> Exercise prompt
From the listing below, copy every line with the word "choices".

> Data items
--- begin ---

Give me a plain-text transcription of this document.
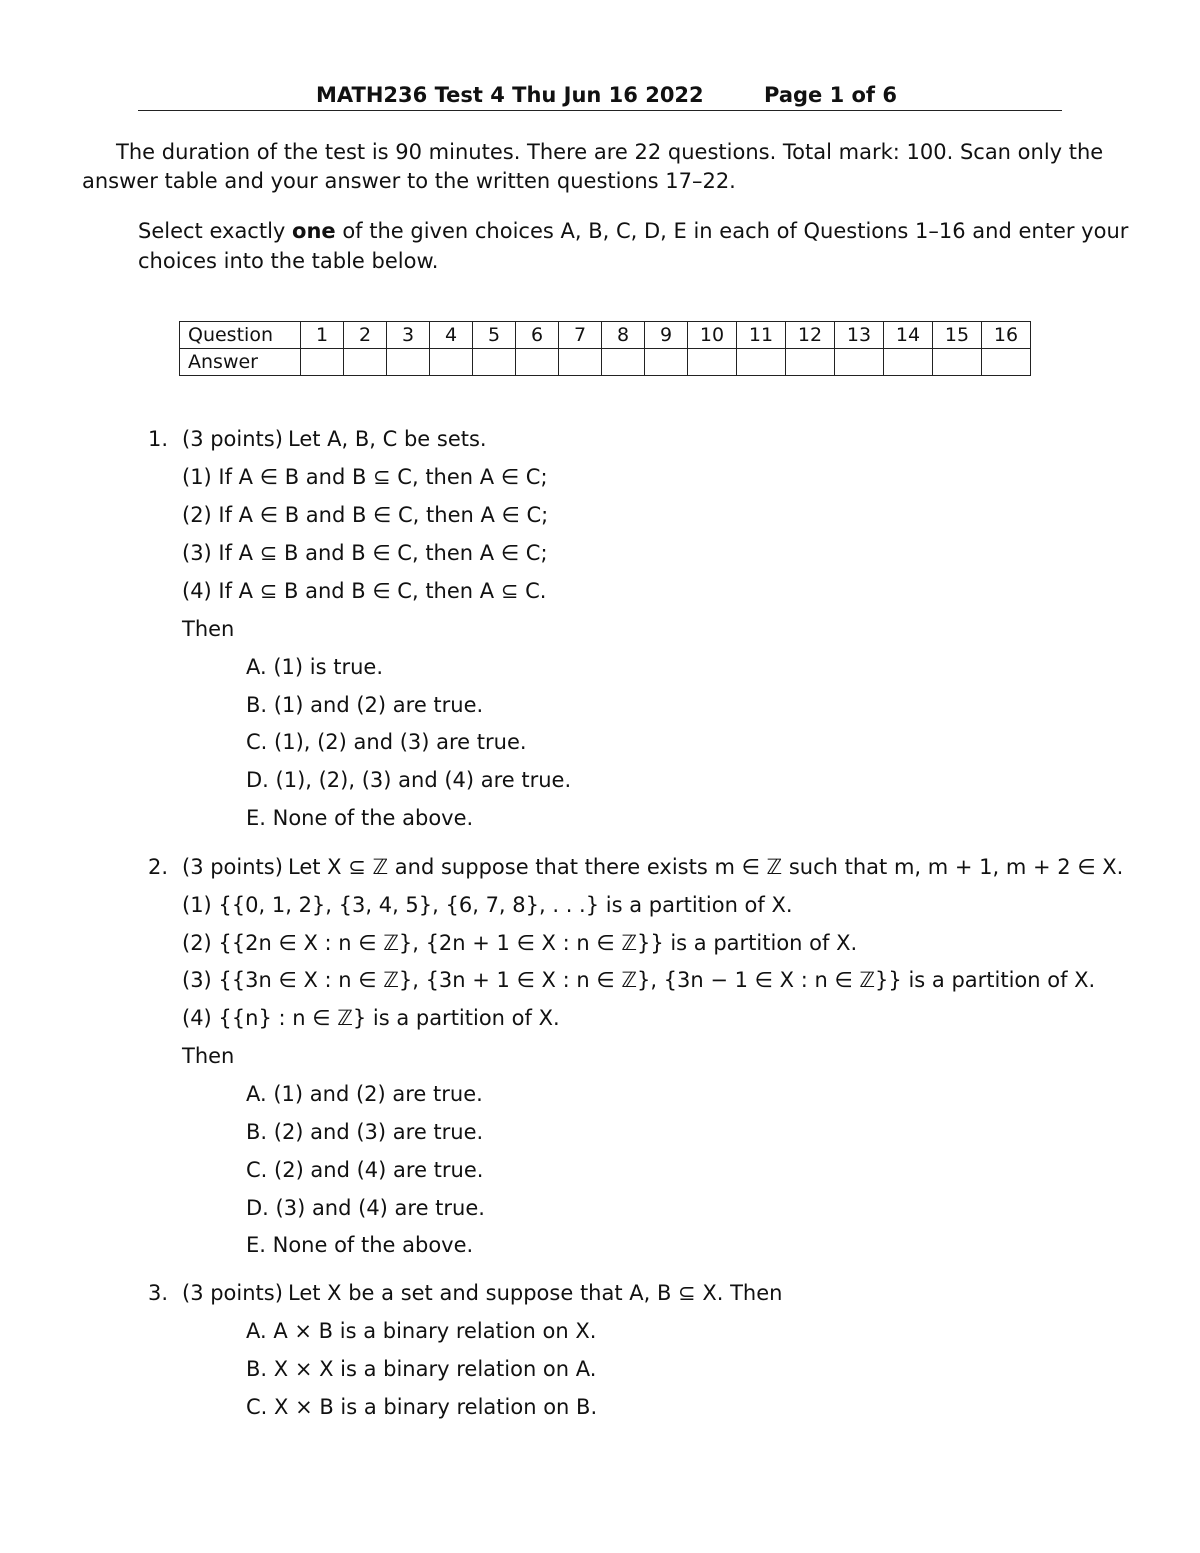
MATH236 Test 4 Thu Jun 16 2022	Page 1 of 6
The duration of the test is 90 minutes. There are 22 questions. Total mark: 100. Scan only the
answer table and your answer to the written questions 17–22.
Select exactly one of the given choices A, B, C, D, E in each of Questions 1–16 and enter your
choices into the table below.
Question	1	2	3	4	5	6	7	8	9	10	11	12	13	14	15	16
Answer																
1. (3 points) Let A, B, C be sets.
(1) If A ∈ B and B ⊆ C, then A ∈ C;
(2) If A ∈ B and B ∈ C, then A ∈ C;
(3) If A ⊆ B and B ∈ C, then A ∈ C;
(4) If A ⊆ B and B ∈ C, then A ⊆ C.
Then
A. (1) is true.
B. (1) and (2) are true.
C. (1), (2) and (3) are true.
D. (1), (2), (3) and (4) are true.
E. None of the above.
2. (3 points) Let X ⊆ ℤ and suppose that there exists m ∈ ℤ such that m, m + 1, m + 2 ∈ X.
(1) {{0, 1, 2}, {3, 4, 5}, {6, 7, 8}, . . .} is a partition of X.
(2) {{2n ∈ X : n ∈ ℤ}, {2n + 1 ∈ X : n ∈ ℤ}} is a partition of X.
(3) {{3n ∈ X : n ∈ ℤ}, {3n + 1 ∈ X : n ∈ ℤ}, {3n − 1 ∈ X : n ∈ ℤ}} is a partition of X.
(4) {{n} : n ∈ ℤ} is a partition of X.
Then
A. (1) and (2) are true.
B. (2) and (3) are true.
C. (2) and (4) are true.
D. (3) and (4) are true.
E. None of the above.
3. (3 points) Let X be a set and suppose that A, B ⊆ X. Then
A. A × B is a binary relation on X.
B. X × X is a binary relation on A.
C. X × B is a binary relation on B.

--- end ---

> Solution to the exercise
Select exactly one of the given choices A, B, C, D, E in each of Questions 1–16 and enter your
choices into the table below.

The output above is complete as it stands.